**Task objective**: Every line of the data that contains the string "国有法人" must be copied.

**The records**:
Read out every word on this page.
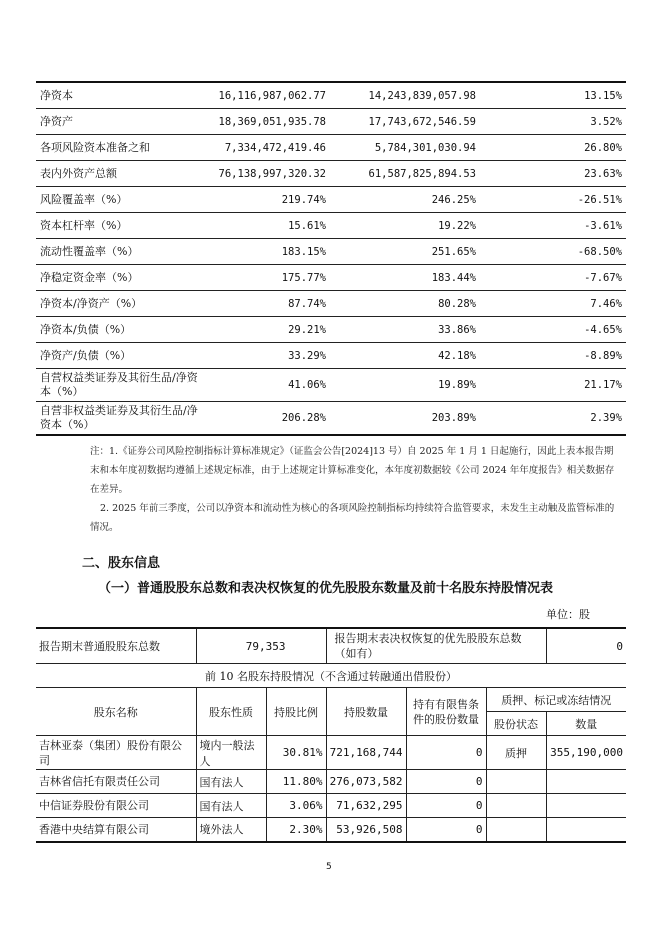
净资本	16,116,987,062.77	14,243,839,057.98	13.15%
净资产	18,369,051,935.78	17,743,672,546.59	3.52%
各项风险资本准备之和	7,334,472,419.46	5,784,301,030.94	26.80%
表内外资产总额	76,138,997,320.32	61,587,825,894.53	23.63%
风险覆盖率（%）	219.74%	246.25%	-26.51%
资本杠杆率（%）	15.61%	19.22%	-3.61%
流动性覆盖率（%）	183.15%	251.65%	-68.50%
净稳定资金率（%）	175.77%	183.44%	-7.67%
净资本/净资产（%）	87.74%	80.28%	7.46%
净资本/负债（%）	29.21%	33.86%	-4.65%
净资产/负债（%）	33.29%	42.18%	-8.89%
自营权益类证券及其衍生品/净资本（%）	41.06%	19.89%	21.17%
自营非权益类证券及其衍生品/净资本（%）	206.28%	203.89%	2.39%
注：1.《证券公司风险控制指标计算标准规定》（证监会公告[2024]13 号）自 2025 年 1 月 1 日起施行，因此上表本报告期末和本年度初数据均遵循上述规定标准，由于上述规定计算标准变化，本年度初数据较《公司 2024 年年度报告》相关数据存在差异。
2. 2025 年前三季度，公司以净资本和流动性为核心的各项风险控制指标均持续符合监管要求，未发生主动触及监管标准的情况。
二、股东信息
（一）普通股股东总数和表决权恢复的优先股股东数量及前十名股东持股情况表
单位：股
报告期末普通股股东总数	79,353		报告期末表决权恢复的优先股股东总数（如有）			0
前 10 名股东持股情况（不含通过转融通出借股份）						
股东名称	股东性质	持股比例	持股数量	持有有限售条件的股份数量	质押、标记或冻结情况	
					股份状态	数量
吉林亚泰（集团）股份有限公司	境内一般法人	30.81%	721,168,744	0	质押	355,190,000
吉林省信托有限责任公司	国有法人	11.80%	276,073,582	0		
中信证券股份有限公司	国有法人	3.06%	71,632,295	0		
香港中央结算有限公司	境外法人	2.30%	53,926,508	0		
5
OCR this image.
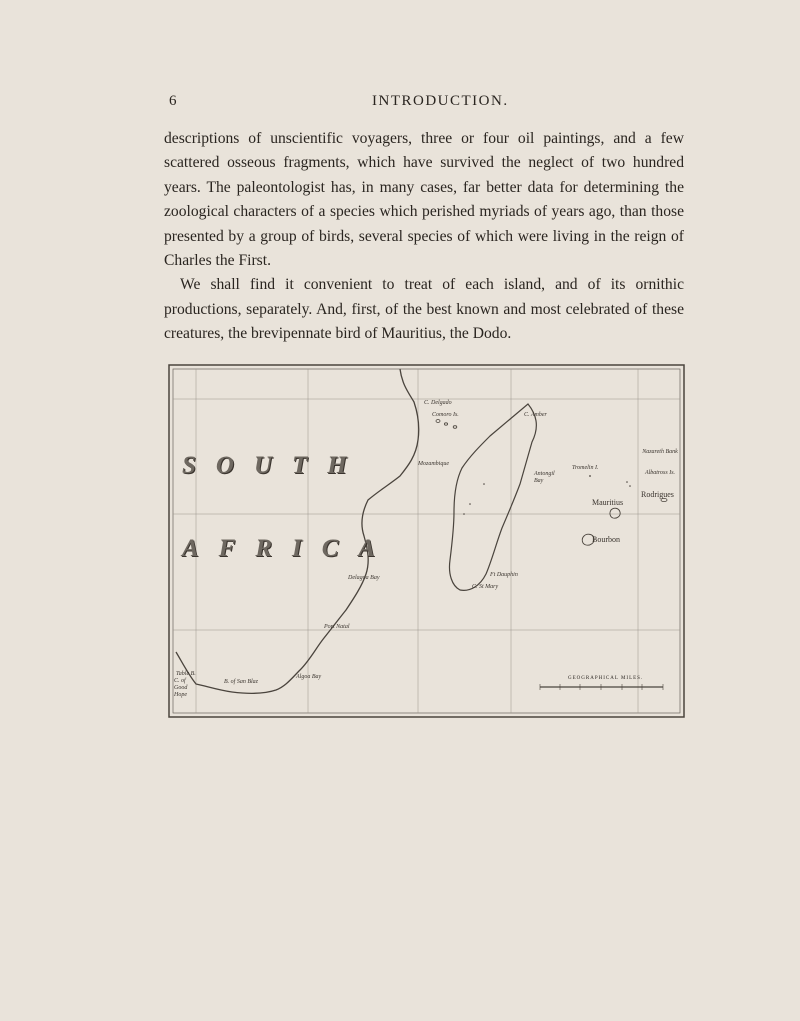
6	INTRODUCTION.

descriptions of unscientific voyagers, three or four oil paintings, and a few scattered osseous fragments, which have survived the neglect of two hundred years. The paleontologist has, in many cases, far better data for determining the zoological characters of a species which perished myriads of years ago, than those presented by a group of birds, several species of which were living in the reign of Charles the First.

We shall find it convenient to treat of each island, and of its ornithic productions, separately. And, first, of the best known and most celebrated of these creatures, the brevipennate bird of Mauritius, the Dodo.

SOUTH
AFRICA
C. Delgado
Comoro Is.	C. Amber
Mozambique
Antongil Bay
Tromelin I.
Nazareth Bank
Albatross Is.
Rodrigues
Mauritius
Bourbon
Ft Dauphin
C. St Mary
Delagoa Bay
Port Natal
Algoa Bay
Table B.
C. of Good Hope
B. of San Blaz
GEOGRAPHICAL MILES.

**Exercise answer**:
吉林省信托有限责任公司	国有法人	11.80%	276,073,582	0		
中信证券股份有限公司	国有法人	3.06%	71,632,295	0		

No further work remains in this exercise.